**What is being asked**: Transcribe the material verbatim in full; the pictures do not belong in the copy.
═══ Available records
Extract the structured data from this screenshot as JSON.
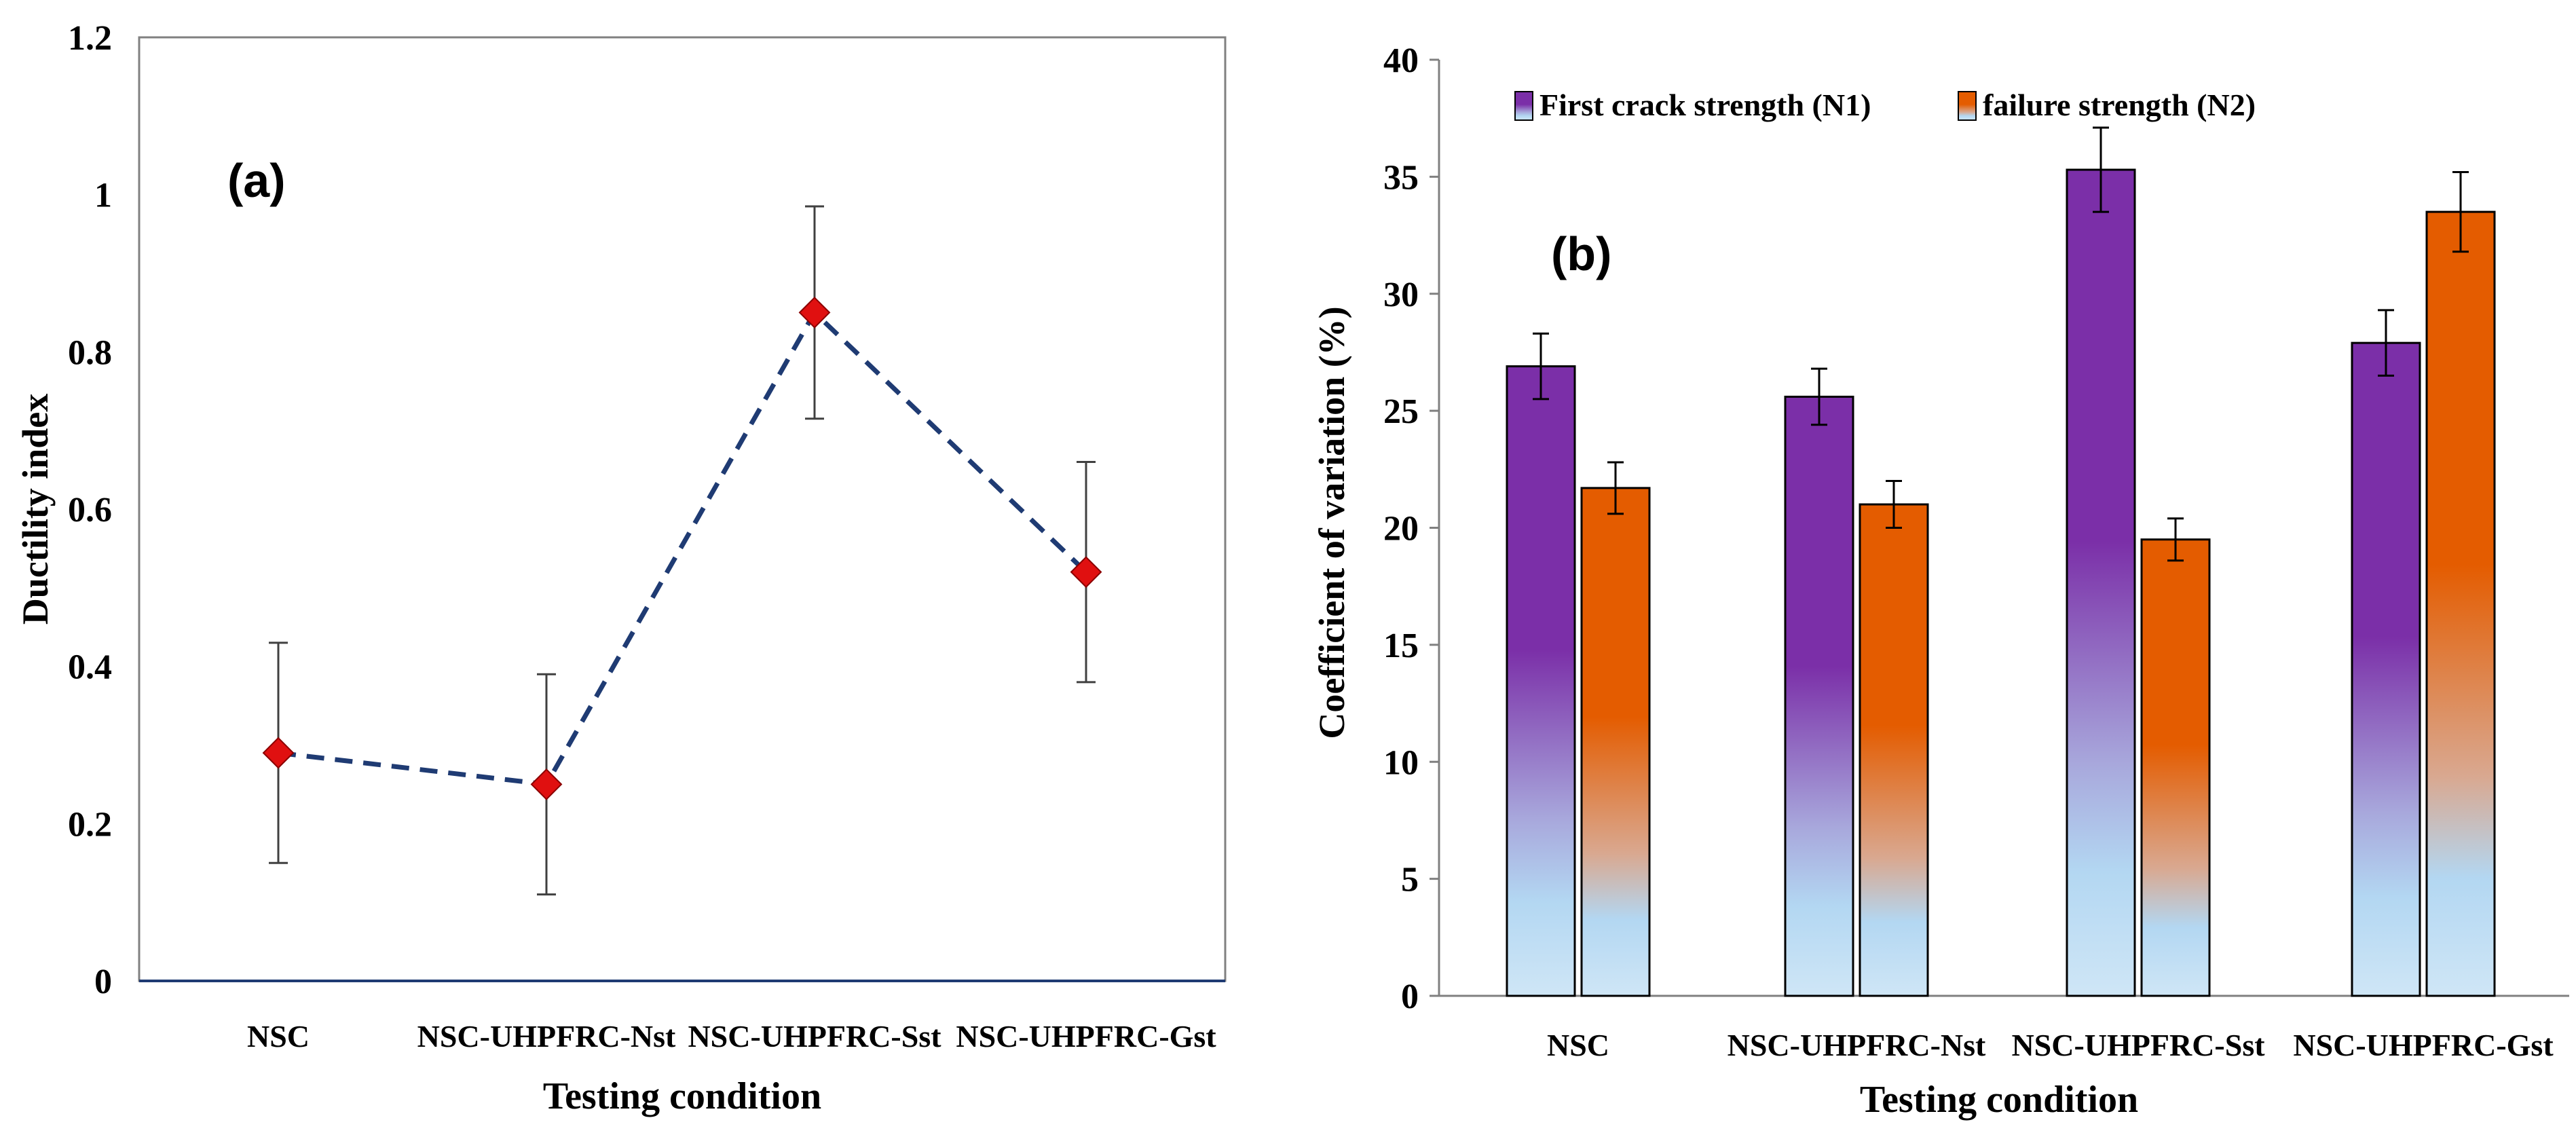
{
  "chart_data": [
    {
      "type": "line",
      "panel_label": "(a)",
      "xlabel": "Testing condition",
      "ylabel": "Ductility index",
      "categories": [
        "NSC",
        "NSC-UHPFRC-Nst",
        "NSC-UHPFRC-Sst",
        "NSC-UHPFRC-Gst"
      ],
      "values": [
        0.29,
        0.25,
        0.85,
        0.52
      ],
      "errors": [
        0.14,
        0.14,
        0.135,
        0.14
      ],
      "ylim": [
        0,
        1.2
      ],
      "yticks": [
        "0",
        "0.2",
        "0.4",
        "0.6",
        "0.8",
        "1",
        "1.2"
      ],
      "line_color": "#1f3b73",
      "marker_color": "#e01010",
      "grid": false
    },
    {
      "type": "bar",
      "panel_label": "(b)",
      "xlabel": "Testing condition",
      "ylabel": "Coefficient of variation (%)",
      "categories": [
        "NSC",
        "NSC-UHPFRC-Nst",
        "NSC-UHPFRC-Sst",
        "NSC-UHPFRC-Gst"
      ],
      "series": [
        {
          "name": "First crack strength (N1)",
          "values": [
            26.9,
            25.6,
            35.3,
            27.9
          ],
          "errors": [
            1.4,
            1.2,
            1.8,
            1.4
          ],
          "color_top": "#7b2fa8",
          "color_bottom": "#c8e0f2"
        },
        {
          "name": "failure strength (N2)",
          "values": [
            21.7,
            21.0,
            19.5,
            33.5
          ],
          "errors": [
            1.1,
            1.0,
            0.9,
            1.7
          ],
          "color_top": "#e45c00",
          "color_bottom": "#c8e0f2"
        }
      ],
      "ylim": [
        0,
        40
      ],
      "yticks": [
        "0",
        "5",
        "10",
        "15",
        "20",
        "25",
        "30",
        "35",
        "40"
      ],
      "legend_position": "top",
      "grid": false
    }
  ]
}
══════
**Written response**:
Extract the structured data from this screenshot as JSON.
{
  "chart_data": [
    {
      "type": "line",
      "panel_label": "(a)",
      "xlabel": "Testing condition",
      "ylabel": "Ductility index",
      "categories": [
        "NSC",
        "NSC-UHPFRC-Nst",
        "NSC-UHPFRC-Sst",
        "NSC-UHPFRC-Gst"
      ],
      "values": [
        0.29,
        0.25,
        0.85,
        0.52
      ],
      "errors": [
        0.14,
        0.14,
        0.135,
        0.14
      ],
      "ylim": [
        0,
        1.2
      ],
      "yticks": [
        "0",
        "0.2",
        "0.4",
        "0.6",
        "0.8",
        "1",
        "1.2"
      ],
      "line_color": "#1f3b73",
      "marker_color": "#e01010",
      "grid": false
    },
    {
      "type": "bar",
      "panel_label": "(b)",
      "xlabel": "Testing condition",
      "ylabel": "Coefficient of variation (%)",
      "categories": [
        "NSC",
        "NSC-UHPFRC-Nst",
        "NSC-UHPFRC-Sst",
        "NSC-UHPFRC-Gst"
      ],
      "series": [
        {
          "name": "First crack strength (N1)",
          "values": [
            26.9,
            25.6,
            35.3,
            27.9
          ],
          "errors": [
            1.4,
            1.2,
            1.8,
            1.4
          ],
          "color_top": "#7b2fa8",
          "color_bottom": "#c8e0f2"
        },
        {
          "name": "failure strength (N2)",
          "values": [
            21.7,
            21.0,
            19.5,
            33.5
          ],
          "errors": [
            1.1,
            1.0,
            0.9,
            1.7
          ],
          "color_top": "#e45c00",
          "color_bottom": "#c8e0f2"
        }
      ],
      "ylim": [
        0,
        40
      ],
      "yticks": [
        "0",
        "5",
        "10",
        "15",
        "20",
        "25",
        "30",
        "35",
        "40"
      ],
      "legend_position": "top",
      "grid": false
    }
  ]
}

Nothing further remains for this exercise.